**EXERCISE PROMPT**
Rewrite all of the data below as a numbered list, dropping the blank lines, and leave the pictures out of your answer.
>> Begin RECORDS FOR THE TASK
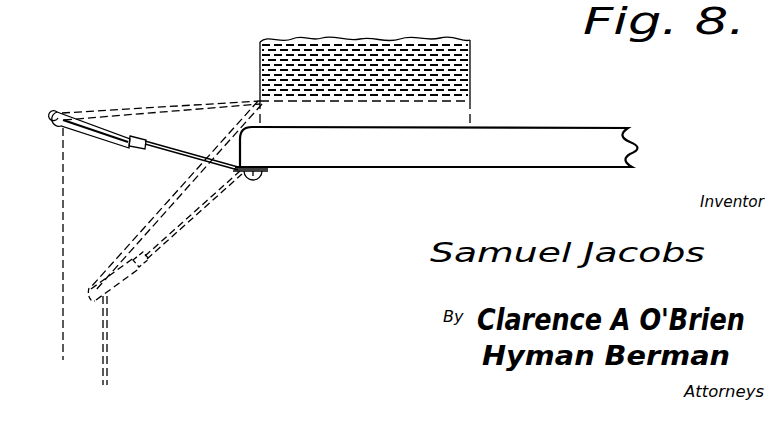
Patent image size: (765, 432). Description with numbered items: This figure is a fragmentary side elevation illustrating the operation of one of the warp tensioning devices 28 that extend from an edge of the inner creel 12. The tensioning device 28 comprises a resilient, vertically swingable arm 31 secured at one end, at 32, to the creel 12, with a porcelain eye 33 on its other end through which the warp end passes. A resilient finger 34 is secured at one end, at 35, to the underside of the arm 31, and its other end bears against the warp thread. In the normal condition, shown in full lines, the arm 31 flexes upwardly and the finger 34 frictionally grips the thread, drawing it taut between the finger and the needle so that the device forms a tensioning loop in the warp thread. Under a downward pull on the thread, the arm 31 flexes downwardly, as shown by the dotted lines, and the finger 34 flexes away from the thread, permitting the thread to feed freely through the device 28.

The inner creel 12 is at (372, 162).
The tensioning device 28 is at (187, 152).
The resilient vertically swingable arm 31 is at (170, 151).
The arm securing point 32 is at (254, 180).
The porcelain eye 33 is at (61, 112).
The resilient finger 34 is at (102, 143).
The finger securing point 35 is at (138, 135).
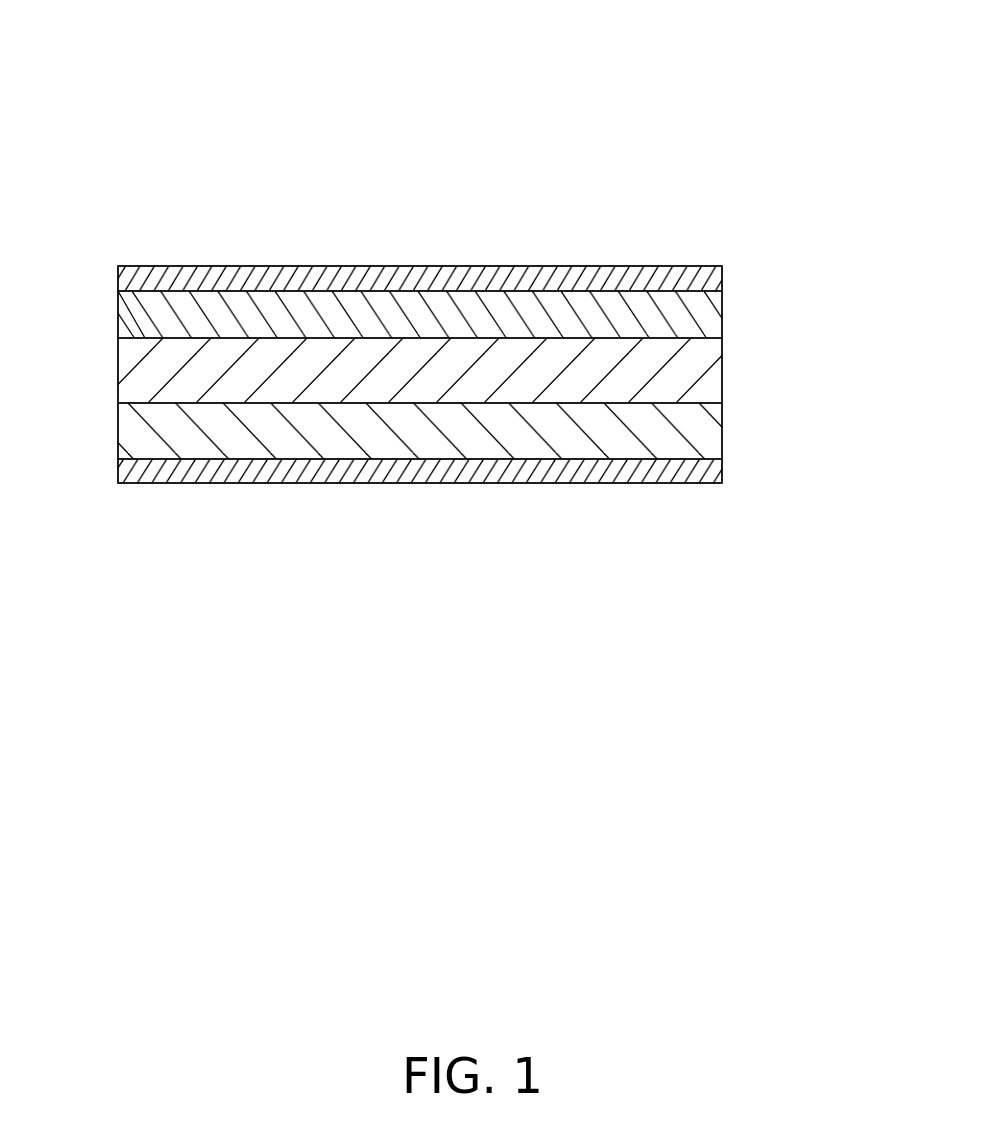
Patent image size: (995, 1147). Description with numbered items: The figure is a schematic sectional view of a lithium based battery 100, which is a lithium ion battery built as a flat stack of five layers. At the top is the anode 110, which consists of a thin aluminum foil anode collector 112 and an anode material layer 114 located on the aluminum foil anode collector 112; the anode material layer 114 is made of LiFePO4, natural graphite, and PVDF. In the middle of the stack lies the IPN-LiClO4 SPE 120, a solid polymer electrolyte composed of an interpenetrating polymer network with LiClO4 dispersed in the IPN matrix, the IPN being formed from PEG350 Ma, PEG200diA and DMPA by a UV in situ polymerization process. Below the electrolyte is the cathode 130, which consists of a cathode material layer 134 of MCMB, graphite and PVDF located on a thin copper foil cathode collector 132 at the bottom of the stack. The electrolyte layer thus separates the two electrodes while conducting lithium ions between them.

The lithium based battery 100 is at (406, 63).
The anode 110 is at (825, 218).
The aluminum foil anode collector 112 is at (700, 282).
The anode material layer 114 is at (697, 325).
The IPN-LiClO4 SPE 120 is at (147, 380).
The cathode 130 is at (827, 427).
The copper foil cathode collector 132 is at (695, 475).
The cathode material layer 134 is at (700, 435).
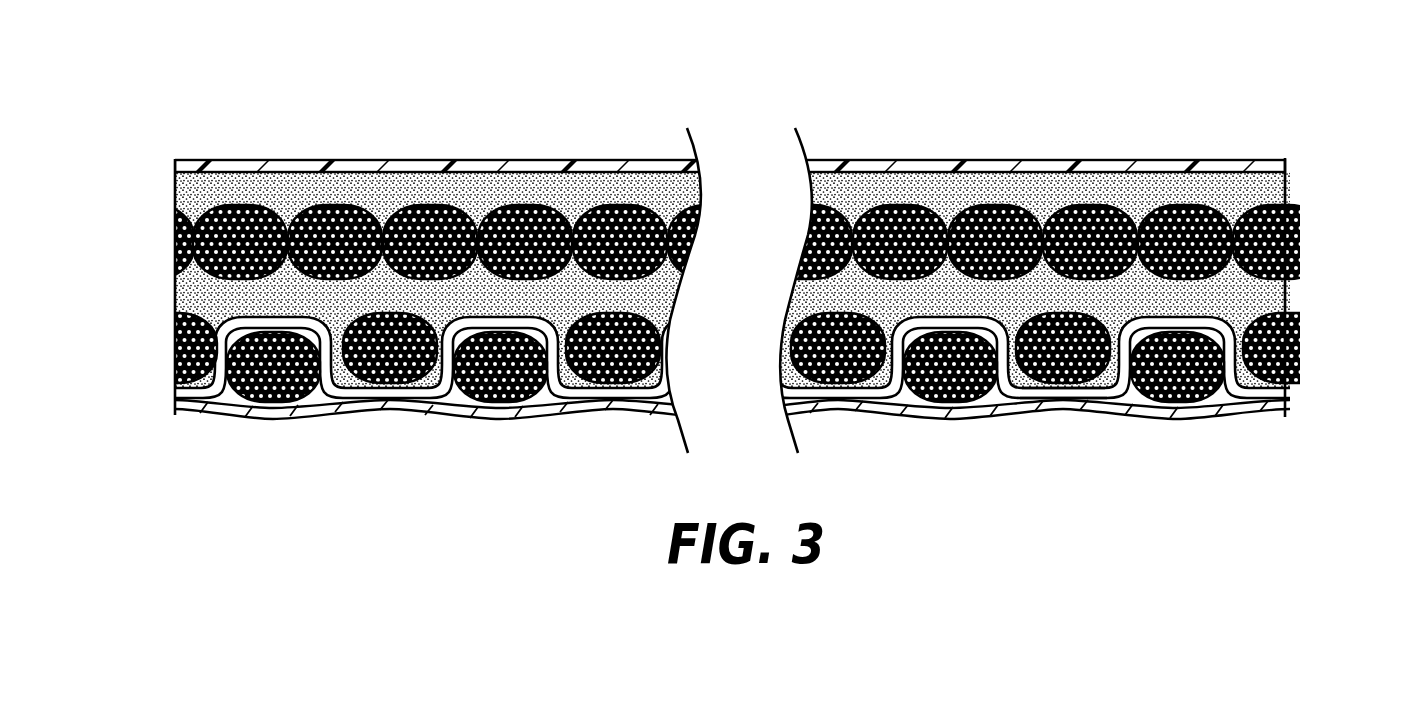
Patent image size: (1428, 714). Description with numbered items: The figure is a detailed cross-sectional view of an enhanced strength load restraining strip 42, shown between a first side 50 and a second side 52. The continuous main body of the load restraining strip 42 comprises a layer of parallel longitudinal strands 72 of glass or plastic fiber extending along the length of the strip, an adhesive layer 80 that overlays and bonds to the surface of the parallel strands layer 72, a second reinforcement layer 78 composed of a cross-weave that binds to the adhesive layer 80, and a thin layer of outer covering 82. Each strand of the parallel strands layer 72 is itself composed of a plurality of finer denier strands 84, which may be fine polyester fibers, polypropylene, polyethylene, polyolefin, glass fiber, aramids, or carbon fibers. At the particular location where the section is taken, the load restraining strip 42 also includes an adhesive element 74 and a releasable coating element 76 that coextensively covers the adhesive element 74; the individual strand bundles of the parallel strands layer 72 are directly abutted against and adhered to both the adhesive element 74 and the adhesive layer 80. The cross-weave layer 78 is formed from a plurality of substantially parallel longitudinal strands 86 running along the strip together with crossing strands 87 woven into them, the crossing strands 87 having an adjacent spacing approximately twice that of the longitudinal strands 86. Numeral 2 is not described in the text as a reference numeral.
>> End RECORDS FOR THE TASK
**FINAL RESULT**
1. Patent image size: (765, 432). Description with numbered items: This figure is a fragmentary side elevation illustrating the operation of one of the warp tensioning devices 28 that extend from an edge of the inner creel 12. The tensioning device 28 comprises a resilient, vertically swingable arm 31 secured at one end, at 32, to the creel 12, with a porcelain eye 33 on its other end through which the warp end passes. A resilient finger 34 is secured at one end, at 35, to the underside of the arm 31, and its other end bears against the warp thread. In the normal condition, shown in full lines, the arm 31 flexes upwardly and the finger 34 frictionally grips the thread, drawing it taut between the finger and the needle so that the device forms a tensioning loop in the warp thread. Under a downward pull on the thread, the arm 31 flexes downwardly, as shown by the dotted lines, and the finger 34 flexes away from the thread, permitting the thread to feed freely through the device 28.
2. The inner creel 12 is at (372, 162).
3. The tensioning device 28 is at (187, 152).
4. The resilient vertically swingable arm 31 is at (170, 151).
5. The arm securing point 32 is at (254, 180).
6. The porcelain eye 33 is at (61, 112).
7. The resilient finger 34 is at (102, 143).
8. The finger securing point 35 is at (138, 135).
9. Patent image size: (995, 1147). Description with numbered items: The figure is a schematic sectional view of a lithium based battery 100, which is a lithium ion battery built as a flat stack of five layers. At the top is the anode 110, which consists of a thin aluminum foil anode collector 112 and an anode material layer 114 located on the aluminum foil anode collector 112; the anode material layer 114 is made of LiFePO4, natural graphite, and PVDF. In the middle of the stack lies the IPN-LiClO4 SPE 120, a solid polymer electrolyte composed of an interpenetrating polymer network with LiClO4 dispersed in the IPN matrix, the IPN being formed from PEG350 Ma, PEG200diA and DMPA by a UV in situ polymerization process. Below the electrolyte is the cathode 130, which consists of a cathode material layer 134 of MCMB, graphite and PVDF located on a thin copper foil cathode collector 132 at the bottom of the stack. The electrolyte layer thus separates the two electrodes while conducting lithium ions between them.
10. The lithium based battery 100 is at (406, 63).
11. The anode 110 is at (825, 218).
12. The aluminum foil anode collector 112 is at (700, 282).
13. The anode material layer 114 is at (697, 325).
14. The IPN-LiClO4 SPE 120 is at (147, 380).
15. The cathode 130 is at (827, 427).
16. The copper foil cathode collector 132 is at (695, 475).
17. The cathode material layer 134 is at (700, 435).
18. Patent image size: (1428, 714). Description with numbered items: The figure is a detailed cross-sectional view of an enhanced strength load restraining strip 42, shown between a first side 50 and a second side 52. The continuous main body of the load restraining strip 42 comprises a layer of parallel longitudinal strands 72 of glass or plastic fiber extending along the length of the strip, an adhesive layer 80 that overlays and bonds to the surface of the parallel strands layer 72, a second reinforcement layer 78 composed of a cross-weave that binds to the adhesive layer 80, and a thin layer of outer covering 82. Each strand of the parallel strands layer 72 is itself composed of a plurality of finer denier strands 84, which may be fine polyester fibers, polypropylene, polyethylene, polyolefin, glass fiber, aramids, or carbon fibers. At the particular location where the section is taken, the load restraining strip 42 also includes an adhesive element 74 and a releasable coating element 76 that coextensively covers the adhesive element 74; the individual strand bundles of the parallel strands layer 72 are directly abutted against and adhered to both the adhesive element 74 and the adhesive layer 80. The cross-weave layer 78 is formed from a plurality of substantially parallel longitudinal strands 86 running along the strip together with crossing strands 87 woven into them, the crossing strands 87 having an adjacent spacing approximately twice that of the longitudinal strands 86. Numeral 2 is not described in the text as a reference numeral.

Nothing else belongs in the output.